• [What you need to do]:
Where a line holds the word "content", count it, then give only the total for the entries below.
Dataset entries Block Start
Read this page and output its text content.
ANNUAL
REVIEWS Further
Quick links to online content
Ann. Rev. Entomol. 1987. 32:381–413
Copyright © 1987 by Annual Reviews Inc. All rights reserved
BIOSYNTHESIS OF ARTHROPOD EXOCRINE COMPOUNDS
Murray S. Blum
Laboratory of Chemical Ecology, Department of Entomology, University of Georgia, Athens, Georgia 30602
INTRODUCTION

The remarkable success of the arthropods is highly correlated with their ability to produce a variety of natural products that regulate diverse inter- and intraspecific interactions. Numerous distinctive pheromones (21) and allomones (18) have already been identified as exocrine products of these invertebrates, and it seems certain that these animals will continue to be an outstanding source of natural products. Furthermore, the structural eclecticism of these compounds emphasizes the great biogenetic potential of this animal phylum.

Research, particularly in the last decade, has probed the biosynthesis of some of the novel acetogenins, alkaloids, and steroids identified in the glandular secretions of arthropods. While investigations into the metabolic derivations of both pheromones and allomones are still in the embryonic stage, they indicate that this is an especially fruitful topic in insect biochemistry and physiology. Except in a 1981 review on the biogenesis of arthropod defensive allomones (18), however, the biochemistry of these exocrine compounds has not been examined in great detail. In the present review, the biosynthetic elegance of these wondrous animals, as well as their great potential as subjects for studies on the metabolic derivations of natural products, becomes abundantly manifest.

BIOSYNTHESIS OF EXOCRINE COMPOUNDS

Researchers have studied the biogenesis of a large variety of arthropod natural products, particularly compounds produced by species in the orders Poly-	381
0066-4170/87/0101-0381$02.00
Dataset entries Block End
• [The completed task]:
2